▶ [Short task] Each entry must appear again exactly as it does in the source.

▶ [Raw records]
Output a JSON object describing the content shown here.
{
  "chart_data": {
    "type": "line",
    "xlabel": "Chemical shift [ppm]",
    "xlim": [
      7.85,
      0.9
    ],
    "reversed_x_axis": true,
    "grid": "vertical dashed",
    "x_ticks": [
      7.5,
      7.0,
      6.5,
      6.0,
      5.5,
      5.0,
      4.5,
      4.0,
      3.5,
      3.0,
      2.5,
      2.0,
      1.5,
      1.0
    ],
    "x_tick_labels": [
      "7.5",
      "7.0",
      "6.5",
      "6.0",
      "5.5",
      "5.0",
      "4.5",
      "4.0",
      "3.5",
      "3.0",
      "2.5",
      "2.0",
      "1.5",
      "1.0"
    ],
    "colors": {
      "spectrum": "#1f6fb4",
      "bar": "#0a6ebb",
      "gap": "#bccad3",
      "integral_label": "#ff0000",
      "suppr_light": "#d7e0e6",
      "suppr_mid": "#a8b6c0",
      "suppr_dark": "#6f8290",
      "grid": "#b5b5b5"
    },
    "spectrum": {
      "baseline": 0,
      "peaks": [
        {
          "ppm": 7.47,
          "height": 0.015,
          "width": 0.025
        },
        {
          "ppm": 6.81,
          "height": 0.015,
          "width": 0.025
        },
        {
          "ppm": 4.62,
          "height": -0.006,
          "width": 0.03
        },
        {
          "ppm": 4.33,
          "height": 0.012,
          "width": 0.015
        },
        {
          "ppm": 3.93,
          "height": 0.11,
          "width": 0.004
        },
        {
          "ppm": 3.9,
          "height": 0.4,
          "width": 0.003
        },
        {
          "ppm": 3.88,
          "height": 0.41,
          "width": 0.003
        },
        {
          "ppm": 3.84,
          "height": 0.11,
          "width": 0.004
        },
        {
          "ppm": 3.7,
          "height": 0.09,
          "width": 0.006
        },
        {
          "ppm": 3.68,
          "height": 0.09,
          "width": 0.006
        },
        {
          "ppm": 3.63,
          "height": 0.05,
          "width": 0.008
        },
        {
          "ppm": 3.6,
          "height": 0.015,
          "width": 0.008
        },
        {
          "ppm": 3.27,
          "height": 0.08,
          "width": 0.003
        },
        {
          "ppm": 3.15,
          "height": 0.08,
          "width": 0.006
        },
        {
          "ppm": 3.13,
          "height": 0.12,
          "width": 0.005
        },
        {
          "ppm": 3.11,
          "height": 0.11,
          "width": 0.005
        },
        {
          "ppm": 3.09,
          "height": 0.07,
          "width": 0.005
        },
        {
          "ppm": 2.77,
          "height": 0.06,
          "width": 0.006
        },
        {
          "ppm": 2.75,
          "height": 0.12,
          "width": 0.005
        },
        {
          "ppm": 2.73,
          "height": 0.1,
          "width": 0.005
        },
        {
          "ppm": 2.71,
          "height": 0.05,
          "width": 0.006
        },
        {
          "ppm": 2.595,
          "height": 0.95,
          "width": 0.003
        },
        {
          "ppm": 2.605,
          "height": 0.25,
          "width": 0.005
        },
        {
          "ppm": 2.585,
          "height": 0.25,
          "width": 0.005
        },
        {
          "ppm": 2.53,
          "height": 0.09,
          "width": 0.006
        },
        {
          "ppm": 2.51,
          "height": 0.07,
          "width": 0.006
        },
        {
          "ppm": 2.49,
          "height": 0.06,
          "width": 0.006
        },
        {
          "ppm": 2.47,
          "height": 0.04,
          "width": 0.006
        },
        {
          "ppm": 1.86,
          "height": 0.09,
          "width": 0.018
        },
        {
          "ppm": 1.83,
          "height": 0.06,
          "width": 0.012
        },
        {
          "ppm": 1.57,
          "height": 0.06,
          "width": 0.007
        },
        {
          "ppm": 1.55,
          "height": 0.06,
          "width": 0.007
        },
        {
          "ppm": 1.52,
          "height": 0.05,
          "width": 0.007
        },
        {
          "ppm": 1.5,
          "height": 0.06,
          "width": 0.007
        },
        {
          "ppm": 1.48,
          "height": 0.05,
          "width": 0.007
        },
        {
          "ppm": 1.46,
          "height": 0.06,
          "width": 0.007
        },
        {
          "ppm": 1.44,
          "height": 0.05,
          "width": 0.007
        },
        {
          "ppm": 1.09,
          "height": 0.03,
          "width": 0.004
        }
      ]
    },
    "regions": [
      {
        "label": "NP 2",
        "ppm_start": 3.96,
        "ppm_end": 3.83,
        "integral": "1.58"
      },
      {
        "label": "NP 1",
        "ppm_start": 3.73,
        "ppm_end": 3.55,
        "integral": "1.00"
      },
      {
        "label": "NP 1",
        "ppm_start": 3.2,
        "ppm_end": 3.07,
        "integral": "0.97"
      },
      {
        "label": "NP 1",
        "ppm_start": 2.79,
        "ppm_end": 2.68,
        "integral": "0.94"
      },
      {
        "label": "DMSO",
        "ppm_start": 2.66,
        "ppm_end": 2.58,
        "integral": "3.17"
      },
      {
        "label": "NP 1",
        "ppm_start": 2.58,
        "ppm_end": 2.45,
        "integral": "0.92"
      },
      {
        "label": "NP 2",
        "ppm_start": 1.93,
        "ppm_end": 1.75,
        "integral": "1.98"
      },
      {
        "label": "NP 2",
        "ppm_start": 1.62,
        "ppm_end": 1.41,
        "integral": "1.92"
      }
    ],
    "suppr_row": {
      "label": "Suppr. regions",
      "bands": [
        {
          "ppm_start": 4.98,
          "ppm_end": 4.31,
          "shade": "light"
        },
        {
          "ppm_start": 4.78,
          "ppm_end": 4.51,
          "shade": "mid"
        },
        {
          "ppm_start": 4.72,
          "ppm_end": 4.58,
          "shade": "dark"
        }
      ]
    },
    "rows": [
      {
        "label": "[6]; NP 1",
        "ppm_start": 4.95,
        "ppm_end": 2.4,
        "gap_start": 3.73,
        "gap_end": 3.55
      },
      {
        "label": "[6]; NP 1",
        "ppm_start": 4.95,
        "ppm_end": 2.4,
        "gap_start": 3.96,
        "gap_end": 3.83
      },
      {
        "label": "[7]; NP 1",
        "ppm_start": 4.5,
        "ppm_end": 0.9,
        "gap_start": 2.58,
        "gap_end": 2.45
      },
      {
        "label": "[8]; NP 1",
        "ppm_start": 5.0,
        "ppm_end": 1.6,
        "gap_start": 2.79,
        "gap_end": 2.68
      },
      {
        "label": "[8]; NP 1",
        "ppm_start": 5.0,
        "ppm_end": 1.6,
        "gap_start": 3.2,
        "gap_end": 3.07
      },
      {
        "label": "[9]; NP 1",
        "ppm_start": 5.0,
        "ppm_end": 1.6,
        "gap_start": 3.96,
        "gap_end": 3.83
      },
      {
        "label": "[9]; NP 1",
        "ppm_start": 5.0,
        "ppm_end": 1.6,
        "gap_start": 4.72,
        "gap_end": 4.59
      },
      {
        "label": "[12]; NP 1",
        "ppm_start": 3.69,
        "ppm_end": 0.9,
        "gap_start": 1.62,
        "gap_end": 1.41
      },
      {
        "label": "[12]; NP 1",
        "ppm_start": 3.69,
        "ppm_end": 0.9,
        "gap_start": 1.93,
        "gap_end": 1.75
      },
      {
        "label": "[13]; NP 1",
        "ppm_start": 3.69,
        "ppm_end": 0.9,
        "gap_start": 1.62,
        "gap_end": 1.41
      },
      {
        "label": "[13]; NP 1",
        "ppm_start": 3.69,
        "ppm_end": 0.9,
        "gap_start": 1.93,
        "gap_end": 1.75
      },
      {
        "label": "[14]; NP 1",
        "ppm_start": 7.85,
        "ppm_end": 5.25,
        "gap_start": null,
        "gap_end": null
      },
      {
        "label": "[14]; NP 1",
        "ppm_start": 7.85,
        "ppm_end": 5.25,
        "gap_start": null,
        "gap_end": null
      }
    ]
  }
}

▶ [Answer to this task]
Output a JSON object describing the content shown here.
{
  "chart_data": {
    "type": "line",
    "xlabel": "Chemical shift [ppm]",
    "xlim": [
      7.85,
      0.9
    ],
    "reversed_x_axis": true,
    "grid": "vertical dashed",
    "x_ticks": [
      7.5,
      7.0,
      6.5,
      6.0,
      5.5,
      5.0,
      4.5,
      4.0,
      3.5,
      3.0,
      2.5,
      2.0,
      1.5,
      1.0
    ],
    "x_tick_labels": [
      "7.5",
      "7.0",
      "6.5",
      "6.0",
      "5.5",
      "5.0",
      "4.5",
      "4.0",
      "3.5",
      "3.0",
      "2.5",
      "2.0",
      "1.5",
      "1.0"
    ],
    "colors": {
      "spectrum": "#1f6fb4",
      "bar": "#0a6ebb",
      "gap": "#bccad3",
      "integral_label": "#ff0000",
      "suppr_light": "#d7e0e6",
      "suppr_mid": "#a8b6c0",
      "suppr_dark": "#6f8290",
      "grid": "#b5b5b5"
    },
    "spectrum": {
      "baseline": 0,
      "peaks": [
        {
          "ppm": 7.47,
          "height": 0.015,
          "width": 0.025
        },
        {
          "ppm": 6.81,
          "height": 0.015,
          "width": 0.025
        },
        {
          "ppm": 4.62,
          "height": -0.006,
          "width": 0.03
        },
        {
          "ppm": 4.33,
          "height": 0.012,
          "width": 0.015
        },
        {
          "ppm": 3.93,
          "height": 0.11,
          "width": 0.004
        },
        {
          "ppm": 3.9,
          "height": 0.4,
          "width": 0.003
        },
        {
          "ppm": 3.88,
          "height": 0.41,
          "width": 0.003
        },
        {
          "ppm": 3.84,
          "height": 0.11,
          "width": 0.004
        },
        {
          "ppm": 3.7,
          "height": 0.09,
          "width": 0.006
        },
        {
          "ppm": 3.68,
          "height": 0.09,
          "width": 0.006
        },
        {
          "ppm": 3.63,
          "height": 0.05,
          "width": 0.008
        },
        {
          "ppm": 3.6,
          "height": 0.015,
          "width": 0.008
        },
        {
          "ppm": 3.27,
          "height": 0.08,
          "width": 0.003
        },
        {
          "ppm": 3.15,
          "height": 0.08,
          "width": 0.006
        },
        {
          "ppm": 3.13,
          "height": 0.12,
          "width": 0.005
        },
        {
          "ppm": 3.11,
          "height": 0.11,
          "width": 0.005
        },
        {
          "ppm": 3.09,
          "height": 0.07,
          "width": 0.005
        },
        {
          "ppm": 2.77,
          "height": 0.06,
          "width": 0.006
        },
        {
          "ppm": 2.75,
          "height": 0.12,
          "width": 0.005
        },
        {
          "ppm": 2.73,
          "height": 0.1,
          "width": 0.005
        },
        {
          "ppm": 2.71,
          "height": 0.05,
          "width": 0.006
        },
        {
          "ppm": 2.595,
          "height": 0.95,
          "width": 0.003
        },
        {
          "ppm": 2.605,
          "height": 0.25,
          "width": 0.005
        },
        {
          "ppm": 2.585,
          "height": 0.25,
          "width": 0.005
        },
        {
          "ppm": 2.53,
          "height": 0.09,
          "width": 0.006
        },
        {
          "ppm": 2.51,
          "height": 0.07,
          "width": 0.006
        },
        {
          "ppm": 2.49,
          "height": 0.06,
          "width": 0.006
        },
        {
          "ppm": 2.47,
          "height": 0.04,
          "width": 0.006
        },
        {
          "ppm": 1.86,
          "height": 0.09,
          "width": 0.018
        },
        {
          "ppm": 1.83,
          "height": 0.06,
          "width": 0.012
        },
        {
          "ppm": 1.57,
          "height": 0.06,
          "width": 0.007
        },
        {
          "ppm": 1.55,
          "height": 0.06,
          "width": 0.007
        },
        {
          "ppm": 1.52,
          "height": 0.05,
          "width": 0.007
        },
        {
          "ppm": 1.5,
          "height": 0.06,
          "width": 0.007
        },
        {
          "ppm": 1.48,
          "height": 0.05,
          "width": 0.007
        },
        {
          "ppm": 1.46,
          "height": 0.06,
          "width": 0.007
        },
        {
          "ppm": 1.44,
          "height": 0.05,
          "width": 0.007
        },
        {
          "ppm": 1.09,
          "height": 0.03,
          "width": 0.004
        }
      ]
    },
    "regions": [
      {
        "label": "NP 2",
        "ppm_start": 3.96,
        "ppm_end": 3.83,
        "integral": "1.58"
      },
      {
        "label": "NP 1",
        "ppm_start": 3.73,
        "ppm_end": 3.55,
        "integral": "1.00"
      },
      {
        "label": "NP 1",
        "ppm_start": 3.2,
        "ppm_end": 3.07,
        "integral": "0.97"
      },
      {
        "label": "NP 1",
        "ppm_start": 2.79,
        "ppm_end": 2.68,
        "integral": "0.94"
      },
      {
        "label": "DMSO",
        "ppm_start": 2.66,
        "ppm_end": 2.58,
        "integral": "3.17"
      },
      {
        "label": "NP 1",
        "ppm_start": 2.58,
        "ppm_end": 2.45,
        "integral": "0.92"
      },
      {
        "label": "NP 2",
        "ppm_start": 1.93,
        "ppm_end": 1.75,
        "integral": "1.98"
      },
      {
        "label": "NP 2",
        "ppm_start": 1.62,
        "ppm_end": 1.41,
        "integral": "1.92"
      }
    ],
    "suppr_row": {
      "label": "Suppr. regions",
      "bands": [
        {
          "ppm_start": 4.98,
          "ppm_end": 4.31,
          "shade": "light"
        },
        {
          "ppm_start": 4.78,
          "ppm_end": 4.51,
          "shade": "mid"
        },
        {
          "ppm_start": 4.72,
          "ppm_end": 4.58,
          "shade": "dark"
        }
      ]
    },
    "rows": [
      {
        "label": "[6]; NP 1",
        "ppm_start": 4.95,
        "ppm_end": 2.4,
        "gap_start": 3.73,
        "gap_end": 3.55
      },
      {
        "label": "[6]; NP 1",
        "ppm_start": 4.95,
        "ppm_end": 2.4,
        "gap_start": 3.96,
        "gap_end": 3.83
      },
      {
        "label": "[7]; NP 1",
        "ppm_start": 4.5,
        "ppm_end": 0.9,
        "gap_start": 2.58,
        "gap_end": 2.45
      },
      {
        "label": "[8]; NP 1",
        "ppm_start": 5.0,
        "ppm_end": 1.6,
        "gap_start": 2.79,
        "gap_end": 2.68
      },
      {
        "label": "[8]; NP 1",
        "ppm_start": 5.0,
        "ppm_end": 1.6,
        "gap_start": 3.2,
        "gap_end": 3.07
      },
      {
        "label": "[9]; NP 1",
        "ppm_start": 5.0,
        "ppm_end": 1.6,
        "gap_start": 3.96,
        "gap_end": 3.83
      },
      {
        "label": "[9]; NP 1",
        "ppm_start": 5.0,
        "ppm_end": 1.6,
        "gap_start": 4.72,
        "gap_end": 4.59
      },
      {
        "label": "[12]; NP 1",
        "ppm_start": 3.69,
        "ppm_end": 0.9,
        "gap_start": 1.62,
        "gap_end": 1.41
      },
      {
        "label": "[12]; NP 1",
        "ppm_start": 3.69,
        "ppm_end": 0.9,
        "gap_start": 1.93,
        "gap_end": 1.75
      },
      {
        "label": "[13]; NP 1",
        "ppm_start": 3.69,
        "ppm_end": 0.9,
        "gap_start": 1.62,
        "gap_end": 1.41
      },
      {
        "label": "[13]; NP 1",
        "ppm_start": 3.69,
        "ppm_end": 0.9,
        "gap_start": 1.93,
        "gap_end": 1.75
      },
      {
        "label": "[14]; NP 1",
        "ppm_start": 7.85,
        "ppm_end": 5.25,
        "gap_start": null,
        "gap_end": null
      },
      {
        "label": "[14]; NP 1",
        "ppm_start": 7.85,
        "ppm_end": 5.25,
        "gap_start": null,
        "gap_end": null
      }
    ]
  }
}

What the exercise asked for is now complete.